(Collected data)
━━━━━━
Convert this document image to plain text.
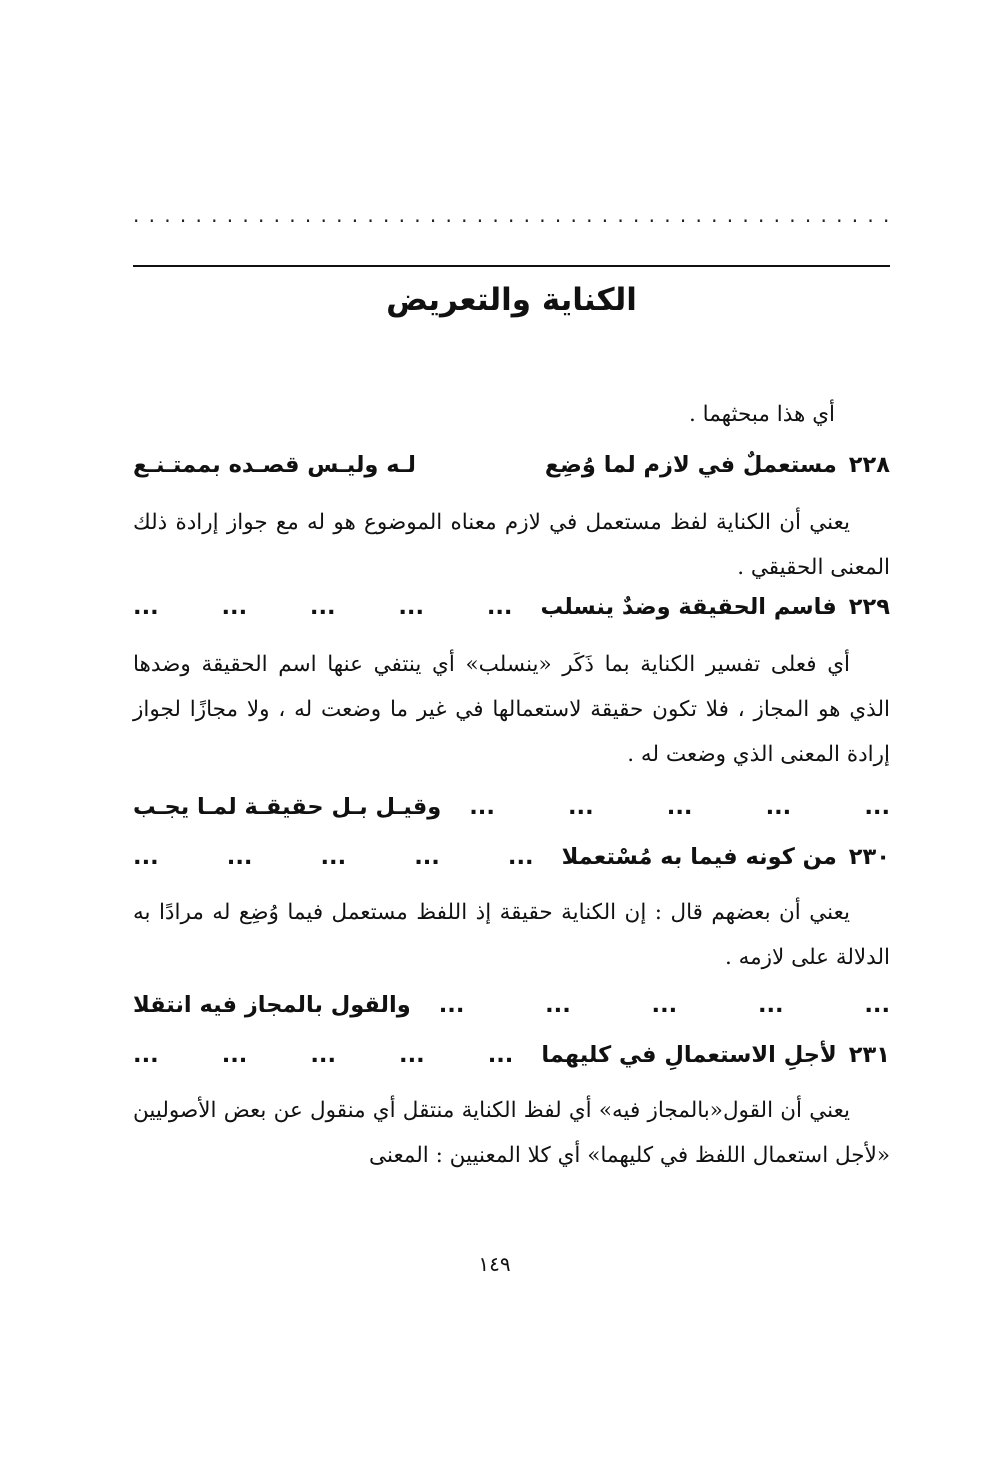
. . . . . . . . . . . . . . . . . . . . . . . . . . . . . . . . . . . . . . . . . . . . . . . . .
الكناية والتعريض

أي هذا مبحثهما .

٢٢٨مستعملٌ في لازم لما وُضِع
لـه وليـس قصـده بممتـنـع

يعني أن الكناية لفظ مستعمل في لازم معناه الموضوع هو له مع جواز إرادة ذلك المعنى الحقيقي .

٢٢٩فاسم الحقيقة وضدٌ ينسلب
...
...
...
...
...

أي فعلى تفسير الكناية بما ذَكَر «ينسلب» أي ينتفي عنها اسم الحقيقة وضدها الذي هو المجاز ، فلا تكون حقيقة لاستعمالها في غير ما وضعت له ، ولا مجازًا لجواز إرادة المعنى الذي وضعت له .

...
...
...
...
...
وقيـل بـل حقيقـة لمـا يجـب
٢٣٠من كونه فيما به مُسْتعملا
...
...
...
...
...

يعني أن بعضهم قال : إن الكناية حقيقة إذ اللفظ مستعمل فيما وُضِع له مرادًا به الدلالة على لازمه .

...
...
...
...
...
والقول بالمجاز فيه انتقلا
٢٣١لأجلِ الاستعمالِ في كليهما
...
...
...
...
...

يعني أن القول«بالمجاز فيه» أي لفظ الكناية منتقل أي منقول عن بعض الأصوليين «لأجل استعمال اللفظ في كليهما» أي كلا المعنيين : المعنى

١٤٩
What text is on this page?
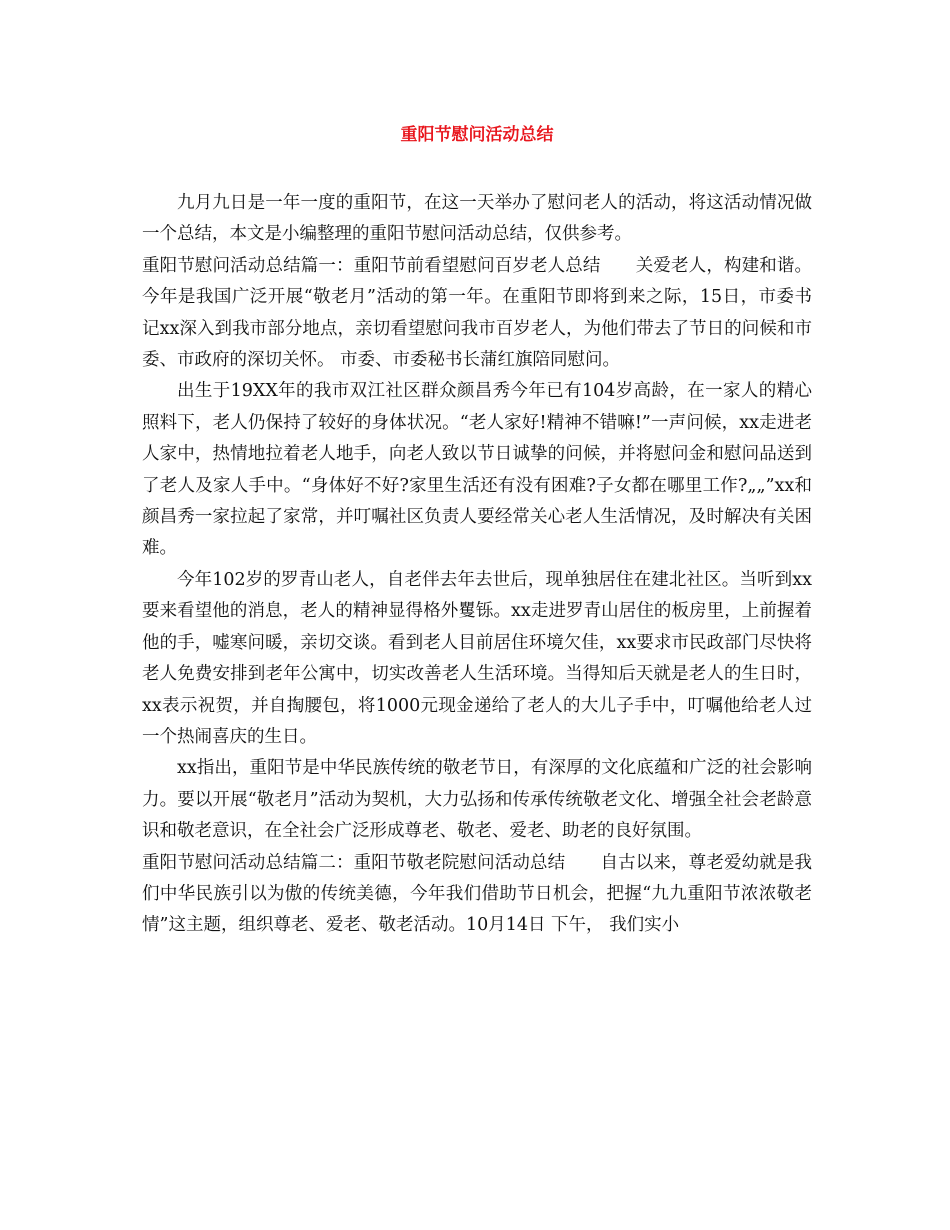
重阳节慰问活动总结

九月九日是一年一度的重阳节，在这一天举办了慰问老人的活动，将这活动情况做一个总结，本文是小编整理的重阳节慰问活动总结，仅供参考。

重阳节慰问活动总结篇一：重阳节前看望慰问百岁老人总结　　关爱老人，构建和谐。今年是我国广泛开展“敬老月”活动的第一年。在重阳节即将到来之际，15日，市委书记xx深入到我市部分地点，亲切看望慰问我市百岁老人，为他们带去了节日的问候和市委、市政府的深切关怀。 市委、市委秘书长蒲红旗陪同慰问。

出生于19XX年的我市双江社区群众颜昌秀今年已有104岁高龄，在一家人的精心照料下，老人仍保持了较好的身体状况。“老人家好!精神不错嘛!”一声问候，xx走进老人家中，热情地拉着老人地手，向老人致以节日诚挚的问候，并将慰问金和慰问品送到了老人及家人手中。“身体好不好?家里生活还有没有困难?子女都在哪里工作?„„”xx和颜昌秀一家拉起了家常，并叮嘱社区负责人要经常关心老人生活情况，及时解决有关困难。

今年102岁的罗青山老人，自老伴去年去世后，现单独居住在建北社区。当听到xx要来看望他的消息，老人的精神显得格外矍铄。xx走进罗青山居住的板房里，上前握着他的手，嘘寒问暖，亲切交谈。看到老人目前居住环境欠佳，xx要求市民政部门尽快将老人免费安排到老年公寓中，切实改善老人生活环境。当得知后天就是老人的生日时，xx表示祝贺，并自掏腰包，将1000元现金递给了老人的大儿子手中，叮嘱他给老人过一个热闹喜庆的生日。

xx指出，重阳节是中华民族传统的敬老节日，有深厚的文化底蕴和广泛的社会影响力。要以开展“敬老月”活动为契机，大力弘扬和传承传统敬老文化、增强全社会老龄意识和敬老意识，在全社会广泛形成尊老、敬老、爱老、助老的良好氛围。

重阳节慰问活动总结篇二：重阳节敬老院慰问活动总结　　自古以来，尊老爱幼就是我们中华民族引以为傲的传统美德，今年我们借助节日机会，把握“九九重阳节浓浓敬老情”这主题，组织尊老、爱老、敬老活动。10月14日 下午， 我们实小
━━━━━━
| Task goal |
Reproduce every line precisely as given, omitting all pictures.

| Expected answer |
Convert this document image to plain text.
. . . . . . . . . . . . . . . . . . . . . . . . . . . . . . . . . . . . . . . . . . . . . . . . .
الكناية والتعريض

أي هذا مبحثهما .

٢٢٨مستعملٌ في لازم لما وُضِع
لـه وليـس قصـده بممتـنـع

يعني أن الكناية لفظ مستعمل في لازم معناه الموضوع هو له مع جواز إرادة ذلك المعنى الحقيقي .

٢٢٩فاسم الحقيقة وضدٌ ينسلب
...
...
...
...
...

أي فعلى تفسير الكناية بما ذَكَر «ينسلب» أي ينتفي عنها اسم الحقيقة وضدها الذي هو المجاز ، فلا تكون حقيقة لاستعمالها في غير ما وضعت له ، ولا مجازًا لجواز إرادة المعنى الذي وضعت له .

...
...
...
...
...
وقيـل بـل حقيقـة لمـا يجـب
٢٣٠من كونه فيما به مُسْتعملا
...
...
...
...
...

يعني أن بعضهم قال : إن الكناية حقيقة إذ اللفظ مستعمل فيما وُضِع له مرادًا به الدلالة على لازمه .

...
...
...
...
...
والقول بالمجاز فيه انتقلا
٢٣١لأجلِ الاستعمالِ في كليهما
...
...
...
...
...

يعني أن القول«بالمجاز فيه» أي لفظ الكناية منتقل أي منقول عن بعض الأصوليين «لأجل استعمال اللفظ في كليهما» أي كلا المعنيين : المعنى

١٤٩
What text is on this page?
重阳节慰问活动总结

九月九日是一年一度的重阳节，在这一天举办了慰问老人的活动，将这活动情况做一个总结，本文是小编整理的重阳节慰问活动总结，仅供参考。

重阳节慰问活动总结篇一：重阳节前看望慰问百岁老人总结　　关爱老人，构建和谐。今年是我国广泛开展“敬老月”活动的第一年。在重阳节即将到来之际，15日，市委书记xx深入到我市部分地点，亲切看望慰问我市百岁老人，为他们带去了节日的问候和市委、市政府的深切关怀。 市委、市委秘书长蒲红旗陪同慰问。

出生于19XX年的我市双江社区群众颜昌秀今年已有104岁高龄，在一家人的精心照料下，老人仍保持了较好的身体状况。“老人家好!精神不错嘛!”一声问候，xx走进老人家中，热情地拉着老人地手，向老人致以节日诚挚的问候，并将慰问金和慰问品送到了老人及家人手中。“身体好不好?家里生活还有没有困难?子女都在哪里工作?„„”xx和颜昌秀一家拉起了家常，并叮嘱社区负责人要经常关心老人生活情况，及时解决有关困难。

今年102岁的罗青山老人，自老伴去年去世后，现单独居住在建北社区。当听到xx要来看望他的消息，老人的精神显得格外矍铄。xx走进罗青山居住的板房里，上前握着他的手，嘘寒问暖，亲切交谈。看到老人目前居住环境欠佳，xx要求市民政部门尽快将老人免费安排到老年公寓中，切实改善老人生活环境。当得知后天就是老人的生日时，xx表示祝贺，并自掏腰包，将1000元现金递给了老人的大儿子手中，叮嘱他给老人过一个热闹喜庆的生日。

xx指出，重阳节是中华民族传统的敬老节日，有深厚的文化底蕴和广泛的社会影响力。要以开展“敬老月”活动为契机，大力弘扬和传承传统敬老文化、增强全社会老龄意识和敬老意识，在全社会广泛形成尊老、敬老、爱老、助老的良好氛围。

重阳节慰问活动总结篇二：重阳节敬老院慰问活动总结　　自古以来，尊老爱幼就是我们中华民族引以为傲的传统美德，今年我们借助节日机会，把握“九九重阳节浓浓敬老情”这主题，组织尊老、爱老、敬老活动。10月14日 下午， 我们实小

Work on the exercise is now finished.